>> Begin Exercise data

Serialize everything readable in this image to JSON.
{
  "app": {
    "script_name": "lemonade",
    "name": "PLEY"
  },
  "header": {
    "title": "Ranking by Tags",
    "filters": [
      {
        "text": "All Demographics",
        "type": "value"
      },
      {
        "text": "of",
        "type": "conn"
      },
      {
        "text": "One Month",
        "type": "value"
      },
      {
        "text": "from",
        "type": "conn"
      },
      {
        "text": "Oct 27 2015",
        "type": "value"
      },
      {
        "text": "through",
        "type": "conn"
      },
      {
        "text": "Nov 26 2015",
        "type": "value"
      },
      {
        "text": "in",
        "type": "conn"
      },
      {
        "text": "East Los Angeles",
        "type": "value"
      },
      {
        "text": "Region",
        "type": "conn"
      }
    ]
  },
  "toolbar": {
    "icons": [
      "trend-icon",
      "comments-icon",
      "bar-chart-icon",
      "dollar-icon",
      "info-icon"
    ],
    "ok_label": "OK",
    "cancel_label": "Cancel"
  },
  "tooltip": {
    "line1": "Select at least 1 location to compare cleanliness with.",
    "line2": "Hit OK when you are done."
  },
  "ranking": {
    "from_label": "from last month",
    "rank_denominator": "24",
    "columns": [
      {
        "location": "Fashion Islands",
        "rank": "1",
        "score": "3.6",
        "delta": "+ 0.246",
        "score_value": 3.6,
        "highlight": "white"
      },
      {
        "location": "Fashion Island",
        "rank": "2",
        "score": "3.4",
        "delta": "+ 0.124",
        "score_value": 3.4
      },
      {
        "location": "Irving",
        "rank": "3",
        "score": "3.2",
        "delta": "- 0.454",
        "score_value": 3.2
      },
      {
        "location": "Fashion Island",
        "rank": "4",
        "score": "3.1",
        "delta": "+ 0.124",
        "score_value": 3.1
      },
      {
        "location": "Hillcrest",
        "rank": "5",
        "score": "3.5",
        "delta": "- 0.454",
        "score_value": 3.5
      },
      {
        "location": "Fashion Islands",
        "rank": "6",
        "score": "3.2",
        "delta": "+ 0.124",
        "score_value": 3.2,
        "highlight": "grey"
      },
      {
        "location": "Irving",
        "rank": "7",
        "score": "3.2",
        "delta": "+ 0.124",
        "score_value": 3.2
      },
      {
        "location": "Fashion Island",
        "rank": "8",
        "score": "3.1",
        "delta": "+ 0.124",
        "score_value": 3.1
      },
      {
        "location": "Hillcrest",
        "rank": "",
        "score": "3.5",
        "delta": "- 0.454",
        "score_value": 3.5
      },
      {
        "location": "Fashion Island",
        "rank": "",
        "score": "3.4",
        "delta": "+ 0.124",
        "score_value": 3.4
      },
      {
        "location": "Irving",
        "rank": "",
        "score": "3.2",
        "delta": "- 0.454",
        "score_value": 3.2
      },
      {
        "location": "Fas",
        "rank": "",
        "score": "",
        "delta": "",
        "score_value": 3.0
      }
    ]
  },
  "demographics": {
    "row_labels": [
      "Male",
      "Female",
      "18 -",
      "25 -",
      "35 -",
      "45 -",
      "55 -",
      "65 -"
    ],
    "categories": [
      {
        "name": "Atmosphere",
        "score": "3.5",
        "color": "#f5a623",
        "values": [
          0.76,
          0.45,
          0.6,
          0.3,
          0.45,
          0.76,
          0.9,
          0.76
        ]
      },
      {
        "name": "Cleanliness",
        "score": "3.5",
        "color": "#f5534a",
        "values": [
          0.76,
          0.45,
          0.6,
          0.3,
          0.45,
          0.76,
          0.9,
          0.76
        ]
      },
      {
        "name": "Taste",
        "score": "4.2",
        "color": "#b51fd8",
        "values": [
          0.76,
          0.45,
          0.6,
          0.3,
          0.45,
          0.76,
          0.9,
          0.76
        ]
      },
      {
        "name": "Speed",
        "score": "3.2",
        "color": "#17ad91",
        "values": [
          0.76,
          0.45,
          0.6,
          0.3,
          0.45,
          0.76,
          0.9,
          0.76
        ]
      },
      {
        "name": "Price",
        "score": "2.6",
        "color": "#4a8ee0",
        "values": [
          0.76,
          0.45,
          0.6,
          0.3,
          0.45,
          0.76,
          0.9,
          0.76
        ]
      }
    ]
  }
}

>> End Exercise data

Print the material verbatim, all of it.

Serialize everything readable in this image to JSON.
{
  "app": {
    "script_name": "lemonade",
    "name": "PLEY"
  },
  "header": {
    "title": "Ranking by Tags",
    "filters": [
      {
        "text": "All Demographics",
        "type": "value"
      },
      {
        "text": "of",
        "type": "conn"
      },
      {
        "text": "One Month",
        "type": "value"
      },
      {
        "text": "from",
        "type": "conn"
      },
      {
        "text": "Oct 27 2015",
        "type": "value"
      },
      {
        "text": "through",
        "type": "conn"
      },
      {
        "text": "Nov 26 2015",
        "type": "value"
      },
      {
        "text": "in",
        "type": "conn"
      },
      {
        "text": "East Los Angeles",
        "type": "value"
      },
      {
        "text": "Region",
        "type": "conn"
      }
    ]
  },
  "toolbar": {
    "icons": [
      "trend-icon",
      "comments-icon",
      "bar-chart-icon",
      "dollar-icon",
      "info-icon"
    ],
    "ok_label": "OK",
    "cancel_label": "Cancel"
  },
  "tooltip": {
    "line1": "Select at least 1 location to compare cleanliness with.",
    "line2": "Hit OK when you are done."
  },
  "ranking": {
    "from_label": "from last month",
    "rank_denominator": "24",
    "columns": [
      {
        "location": "Fashion Islands",
        "rank": "1",
        "score": "3.6",
        "delta": "+ 0.246",
        "score_value": 3.6,
        "highlight": "white"
      },
      {
        "location": "Fashion Island",
        "rank": "2",
        "score": "3.4",
        "delta": "+ 0.124",
        "score_value": 3.4
      },
      {
        "location": "Irving",
        "rank": "3",
        "score": "3.2",
        "delta": "- 0.454",
        "score_value": 3.2
      },
      {
        "location": "Fashion Island",
        "rank": "4",
        "score": "3.1",
        "delta": "+ 0.124",
        "score_value": 3.1
      },
      {
        "location": "Hillcrest",
        "rank": "5",
        "score": "3.5",
        "delta": "- 0.454",
        "score_value": 3.5
      },
      {
        "location": "Fashion Islands",
        "rank": "6",
        "score": "3.2",
        "delta": "+ 0.124",
        "score_value": 3.2,
        "highlight": "grey"
      },
      {
        "location": "Irving",
        "rank": "7",
        "score": "3.2",
        "delta": "+ 0.124",
        "score_value": 3.2
      },
      {
        "location": "Fashion Island",
        "rank": "8",
        "score": "3.1",
        "delta": "+ 0.124",
        "score_value": 3.1
      },
      {
        "location": "Hillcrest",
        "rank": "",
        "score": "3.5",
        "delta": "- 0.454",
        "score_value": 3.5
      },
      {
        "location": "Fashion Island",
        "rank": "",
        "score": "3.4",
        "delta": "+ 0.124",
        "score_value": 3.4
      },
      {
        "location": "Irving",
        "rank": "",
        "score": "3.2",
        "delta": "- 0.454",
        "score_value": 3.2
      },
      {
        "location": "Fas",
        "rank": "",
        "score": "",
        "delta": "",
        "score_value": 3.0
      }
    ]
  },
  "demographics": {
    "row_labels": [
      "Male",
      "Female",
      "18 -",
      "25 -",
      "35 -",
      "45 -",
      "55 -",
      "65 -"
    ],
    "categories": [
      {
        "name": "Atmosphere",
        "score": "3.5",
        "color": "#f5a623",
        "values": [
          0.76,
          0.45,
          0.6,
          0.3,
          0.45,
          0.76,
          0.9,
          0.76
        ]
      },
      {
        "name": "Cleanliness",
        "score": "3.5",
        "color": "#f5534a",
        "values": [
          0.76,
          0.45,
          0.6,
          0.3,
          0.45,
          0.76,
          0.9,
          0.76
        ]
      },
      {
        "name": "Taste",
        "score": "4.2",
        "color": "#b51fd8",
        "values": [
          0.76,
          0.45,
          0.6,
          0.3,
          0.45,
          0.76,
          0.9,
          0.76
        ]
      },
      {
        "name": "Speed",
        "score": "3.2",
        "color": "#17ad91",
        "values": [
          0.76,
          0.45,
          0.6,
          0.3,
          0.45,
          0.76,
          0.9,
          0.76
        ]
      },
      {
        "name": "Price",
        "score": "2.6",
        "color": "#4a8ee0",
        "values": [
          0.76,
          0.45,
          0.6,
          0.3,
          0.45,
          0.76,
          0.9,
          0.76
        ]
      }
    ]
  }
}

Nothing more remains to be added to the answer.